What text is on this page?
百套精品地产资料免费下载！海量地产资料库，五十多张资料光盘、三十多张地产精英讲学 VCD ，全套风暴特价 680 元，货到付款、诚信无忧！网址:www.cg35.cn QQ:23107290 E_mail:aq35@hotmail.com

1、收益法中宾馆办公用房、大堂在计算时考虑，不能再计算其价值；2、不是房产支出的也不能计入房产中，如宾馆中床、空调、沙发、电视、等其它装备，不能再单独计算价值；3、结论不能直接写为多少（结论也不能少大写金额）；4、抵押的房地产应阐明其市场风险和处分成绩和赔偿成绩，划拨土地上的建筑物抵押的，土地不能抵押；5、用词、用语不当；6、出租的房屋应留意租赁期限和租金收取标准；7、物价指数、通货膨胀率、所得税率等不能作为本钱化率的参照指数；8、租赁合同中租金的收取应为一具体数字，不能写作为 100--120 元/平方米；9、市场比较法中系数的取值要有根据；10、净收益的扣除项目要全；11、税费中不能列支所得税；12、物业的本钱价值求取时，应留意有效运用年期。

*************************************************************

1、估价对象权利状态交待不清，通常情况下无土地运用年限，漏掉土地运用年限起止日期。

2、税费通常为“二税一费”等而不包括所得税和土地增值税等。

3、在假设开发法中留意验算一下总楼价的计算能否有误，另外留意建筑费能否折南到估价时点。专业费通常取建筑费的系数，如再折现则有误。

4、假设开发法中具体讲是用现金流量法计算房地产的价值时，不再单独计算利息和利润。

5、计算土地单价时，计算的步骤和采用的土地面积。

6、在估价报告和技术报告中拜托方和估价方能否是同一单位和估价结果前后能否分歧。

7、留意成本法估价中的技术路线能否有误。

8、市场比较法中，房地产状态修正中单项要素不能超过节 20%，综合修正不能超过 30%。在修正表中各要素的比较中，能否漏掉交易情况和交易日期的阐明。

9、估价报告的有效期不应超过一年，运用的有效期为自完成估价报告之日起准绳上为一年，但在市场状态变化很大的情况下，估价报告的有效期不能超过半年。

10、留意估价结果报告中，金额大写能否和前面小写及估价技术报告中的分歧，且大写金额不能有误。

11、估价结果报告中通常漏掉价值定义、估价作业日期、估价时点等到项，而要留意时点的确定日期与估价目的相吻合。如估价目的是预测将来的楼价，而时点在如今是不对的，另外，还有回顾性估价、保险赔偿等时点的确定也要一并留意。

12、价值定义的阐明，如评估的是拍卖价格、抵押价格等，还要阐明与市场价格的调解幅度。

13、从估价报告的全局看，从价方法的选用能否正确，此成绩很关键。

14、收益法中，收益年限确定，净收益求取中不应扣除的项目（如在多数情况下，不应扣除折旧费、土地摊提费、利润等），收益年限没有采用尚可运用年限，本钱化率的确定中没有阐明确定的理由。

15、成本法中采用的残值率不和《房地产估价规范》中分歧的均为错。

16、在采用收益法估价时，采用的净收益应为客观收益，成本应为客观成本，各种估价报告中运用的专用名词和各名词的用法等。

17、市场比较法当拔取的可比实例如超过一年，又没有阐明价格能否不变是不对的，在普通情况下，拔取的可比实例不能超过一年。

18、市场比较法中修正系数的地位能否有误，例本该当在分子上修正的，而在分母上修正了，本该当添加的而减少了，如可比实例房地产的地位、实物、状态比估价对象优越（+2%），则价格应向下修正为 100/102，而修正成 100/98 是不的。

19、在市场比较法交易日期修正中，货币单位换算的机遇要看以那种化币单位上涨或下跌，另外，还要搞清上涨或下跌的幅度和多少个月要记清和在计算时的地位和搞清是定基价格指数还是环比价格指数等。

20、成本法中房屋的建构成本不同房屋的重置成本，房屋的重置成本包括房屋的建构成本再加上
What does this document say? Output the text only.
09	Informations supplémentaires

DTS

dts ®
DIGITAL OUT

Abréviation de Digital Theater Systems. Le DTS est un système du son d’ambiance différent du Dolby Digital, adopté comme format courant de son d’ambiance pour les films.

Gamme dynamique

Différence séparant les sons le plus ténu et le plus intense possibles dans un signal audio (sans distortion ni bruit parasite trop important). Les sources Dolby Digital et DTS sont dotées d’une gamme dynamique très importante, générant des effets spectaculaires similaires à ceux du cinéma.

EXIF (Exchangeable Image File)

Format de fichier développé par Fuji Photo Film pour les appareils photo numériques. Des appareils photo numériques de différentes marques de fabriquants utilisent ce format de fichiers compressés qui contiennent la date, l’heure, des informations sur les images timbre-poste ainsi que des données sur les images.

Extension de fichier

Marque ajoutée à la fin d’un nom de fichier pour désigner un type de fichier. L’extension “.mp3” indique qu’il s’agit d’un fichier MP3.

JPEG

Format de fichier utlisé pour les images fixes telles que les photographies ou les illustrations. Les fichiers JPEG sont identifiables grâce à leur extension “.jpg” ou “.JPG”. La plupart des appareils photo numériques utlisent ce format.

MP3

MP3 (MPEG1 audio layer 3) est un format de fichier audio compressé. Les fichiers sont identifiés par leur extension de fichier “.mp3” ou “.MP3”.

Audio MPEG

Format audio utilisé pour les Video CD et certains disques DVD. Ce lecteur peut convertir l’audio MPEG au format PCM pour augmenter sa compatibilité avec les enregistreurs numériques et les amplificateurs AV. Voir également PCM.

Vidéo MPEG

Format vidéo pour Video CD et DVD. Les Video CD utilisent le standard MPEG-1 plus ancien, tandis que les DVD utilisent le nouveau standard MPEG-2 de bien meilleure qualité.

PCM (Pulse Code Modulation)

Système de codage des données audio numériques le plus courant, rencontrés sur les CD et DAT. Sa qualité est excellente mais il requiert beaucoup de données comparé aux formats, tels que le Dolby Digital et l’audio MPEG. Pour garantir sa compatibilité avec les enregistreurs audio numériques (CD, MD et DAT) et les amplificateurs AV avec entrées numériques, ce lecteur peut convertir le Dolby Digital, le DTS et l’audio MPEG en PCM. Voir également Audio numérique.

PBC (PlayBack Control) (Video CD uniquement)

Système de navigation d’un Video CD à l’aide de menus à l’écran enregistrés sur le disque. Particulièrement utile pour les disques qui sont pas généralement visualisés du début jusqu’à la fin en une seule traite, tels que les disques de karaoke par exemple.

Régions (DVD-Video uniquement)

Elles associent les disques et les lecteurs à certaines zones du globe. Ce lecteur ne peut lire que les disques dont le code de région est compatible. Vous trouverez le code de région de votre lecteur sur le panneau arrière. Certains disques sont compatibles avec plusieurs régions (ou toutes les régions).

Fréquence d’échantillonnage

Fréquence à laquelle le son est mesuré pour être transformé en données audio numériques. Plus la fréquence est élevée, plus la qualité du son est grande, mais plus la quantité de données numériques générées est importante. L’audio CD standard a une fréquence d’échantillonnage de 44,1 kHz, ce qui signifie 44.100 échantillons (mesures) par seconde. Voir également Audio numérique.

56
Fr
★ ★ ★ ★
◆ SET PROBLEM:
Print the whole listing exactly as it is.

◆ EXERCISE OUTPUT:
What text is on this page?
百套精品地产资料免费下载！海量地产资料库，五十多张资料光盘、三十多张地产精英讲学 VCD ，全套风暴特价 680 元，货到付款、诚信无忧！网址:www.cg35.cn QQ:23107290 E_mail:aq35@hotmail.com

1、收益法中宾馆办公用房、大堂在计算时考虑，不能再计算其价值；2、不是房产支出的也不能计入房产中，如宾馆中床、空调、沙发、电视、等其它装备，不能再单独计算价值；3、结论不能直接写为多少（结论也不能少大写金额）；4、抵押的房地产应阐明其市场风险和处分成绩和赔偿成绩，划拨土地上的建筑物抵押的，土地不能抵押；5、用词、用语不当；6、出租的房屋应留意租赁期限和租金收取标准；7、物价指数、通货膨胀率、所得税率等不能作为本钱化率的参照指数；8、租赁合同中租金的收取应为一具体数字，不能写作为 100--120 元/平方米；9、市场比较法中系数的取值要有根据；10、净收益的扣除项目要全；11、税费中不能列支所得税；12、物业的本钱价值求取时，应留意有效运用年期。

*************************************************************

1、估价对象权利状态交待不清，通常情况下无土地运用年限，漏掉土地运用年限起止日期。

2、税费通常为“二税一费”等而不包括所得税和土地增值税等。

3、在假设开发法中留意验算一下总楼价的计算能否有误，另外留意建筑费能否折南到估价时点。专业费通常取建筑费的系数，如再折现则有误。

4、假设开发法中具体讲是用现金流量法计算房地产的价值时，不再单独计算利息和利润。

5、计算土地单价时，计算的步骤和采用的土地面积。

6、在估价报告和技术报告中拜托方和估价方能否是同一单位和估价结果前后能否分歧。

7、留意成本法估价中的技术路线能否有误。

8、市场比较法中，房地产状态修正中单项要素不能超过节 20%，综合修正不能超过 30%。在修正表中各要素的比较中，能否漏掉交易情况和交易日期的阐明。

9、估价报告的有效期不应超过一年，运用的有效期为自完成估价报告之日起准绳上为一年，但在市场状态变化很大的情况下，估价报告的有效期不能超过半年。

10、留意估价结果报告中，金额大写能否和前面小写及估价技术报告中的分歧，且大写金额不能有误。

11、估价结果报告中通常漏掉价值定义、估价作业日期、估价时点等到项，而要留意时点的确定日期与估价目的相吻合。如估价目的是预测将来的楼价，而时点在如今是不对的，另外，还有回顾性估价、保险赔偿等时点的确定也要一并留意。

12、价值定义的阐明，如评估的是拍卖价格、抵押价格等，还要阐明与市场价格的调解幅度。

13、从估价报告的全局看，从价方法的选用能否正确，此成绩很关键。

14、收益法中，收益年限确定，净收益求取中不应扣除的项目（如在多数情况下，不应扣除折旧费、土地摊提费、利润等），收益年限没有采用尚可运用年限，本钱化率的确定中没有阐明确定的理由。

15、成本法中采用的残值率不和《房地产估价规范》中分歧的均为错。

16、在采用收益法估价时，采用的净收益应为客观收益，成本应为客观成本，各种估价报告中运用的专用名词和各名词的用法等。

17、市场比较法当拔取的可比实例如超过一年，又没有阐明价格能否不变是不对的，在普通情况下，拔取的可比实例不能超过一年。

18、市场比较法中修正系数的地位能否有误，例本该当在分子上修正的，而在分母上修正了，本该当添加的而减少了，如可比实例房地产的地位、实物、状态比估价对象优越（+2%），则价格应向下修正为 100/102，而修正成 100/98 是不的。

19、在市场比较法交易日期修正中，货币单位换算的机遇要看以那种化币单位上涨或下跌，另外，还要搞清上涨或下跌的幅度和多少个月要记清和在计算时的地位和搞清是定基价格指数还是环比价格指数等。

20、成本法中房屋的建构成本不同房屋的重置成本，房屋的重置成本包括房屋的建构成本再加上
What does this document say? Output the text only.
09	Informations supplémentaires

DTS

dts ®
DIGITAL OUT

Abréviation de Digital Theater Systems. Le DTS est un système du son d’ambiance différent du Dolby Digital, adopté comme format courant de son d’ambiance pour les films.

Gamme dynamique

Différence séparant les sons le plus ténu et le plus intense possibles dans un signal audio (sans distortion ni bruit parasite trop important). Les sources Dolby Digital et DTS sont dotées d’une gamme dynamique très importante, générant des effets spectaculaires similaires à ceux du cinéma.

EXIF (Exchangeable Image File)

Format de fichier développé par Fuji Photo Film pour les appareils photo numériques. Des appareils photo numériques de différentes marques de fabriquants utilisent ce format de fichiers compressés qui contiennent la date, l’heure, des informations sur les images timbre-poste ainsi que des données sur les images.

Extension de fichier

Marque ajoutée à la fin d’un nom de fichier pour désigner un type de fichier. L’extension “.mp3” indique qu’il s’agit d’un fichier MP3.

JPEG

Format de fichier utlisé pour les images fixes telles que les photographies ou les illustrations. Les fichiers JPEG sont identifiables grâce à leur extension “.jpg” ou “.JPG”. La plupart des appareils photo numériques utlisent ce format.

MP3

MP3 (MPEG1 audio layer 3) est un format de fichier audio compressé. Les fichiers sont identifiés par leur extension de fichier “.mp3” ou “.MP3”.

Audio MPEG

Format audio utilisé pour les Video CD et certains disques DVD. Ce lecteur peut convertir l’audio MPEG au format PCM pour augmenter sa compatibilité avec les enregistreurs numériques et les amplificateurs AV. Voir également PCM.

Vidéo MPEG

Format vidéo pour Video CD et DVD. Les Video CD utilisent le standard MPEG-1 plus ancien, tandis que les DVD utilisent le nouveau standard MPEG-2 de bien meilleure qualité.

PCM (Pulse Code Modulation)

Système de codage des données audio numériques le plus courant, rencontrés sur les CD et DAT. Sa qualité est excellente mais il requiert beaucoup de données comparé aux formats, tels que le Dolby Digital et l’audio MPEG. Pour garantir sa compatibilité avec les enregistreurs audio numériques (CD, MD et DAT) et les amplificateurs AV avec entrées numériques, ce lecteur peut convertir le Dolby Digital, le DTS et l’audio MPEG en PCM. Voir également Audio numérique.

PBC (PlayBack Control) (Video CD uniquement)

Système de navigation d’un Video CD à l’aide de menus à l’écran enregistrés sur le disque. Particulièrement utile pour les disques qui sont pas généralement visualisés du début jusqu’à la fin en une seule traite, tels que les disques de karaoke par exemple.

Régions (DVD-Video uniquement)

Elles associent les disques et les lecteurs à certaines zones du globe. Ce lecteur ne peut lire que les disques dont le code de région est compatible. Vous trouverez le code de région de votre lecteur sur le panneau arrière. Certains disques sont compatibles avec plusieurs régions (ou toutes les régions).

Fréquence d’échantillonnage

Fréquence à laquelle le son est mesuré pour être transformé en données audio numériques. Plus la fréquence est élevée, plus la qualité du son est grande, mais plus la quantité de données numériques générées est importante. L’audio CD standard a une fréquence d’échantillonnage de 44,1 kHz, ce qui signifie 44.100 échantillons (mesures) par seconde. Voir également Audio numérique.

56
Fr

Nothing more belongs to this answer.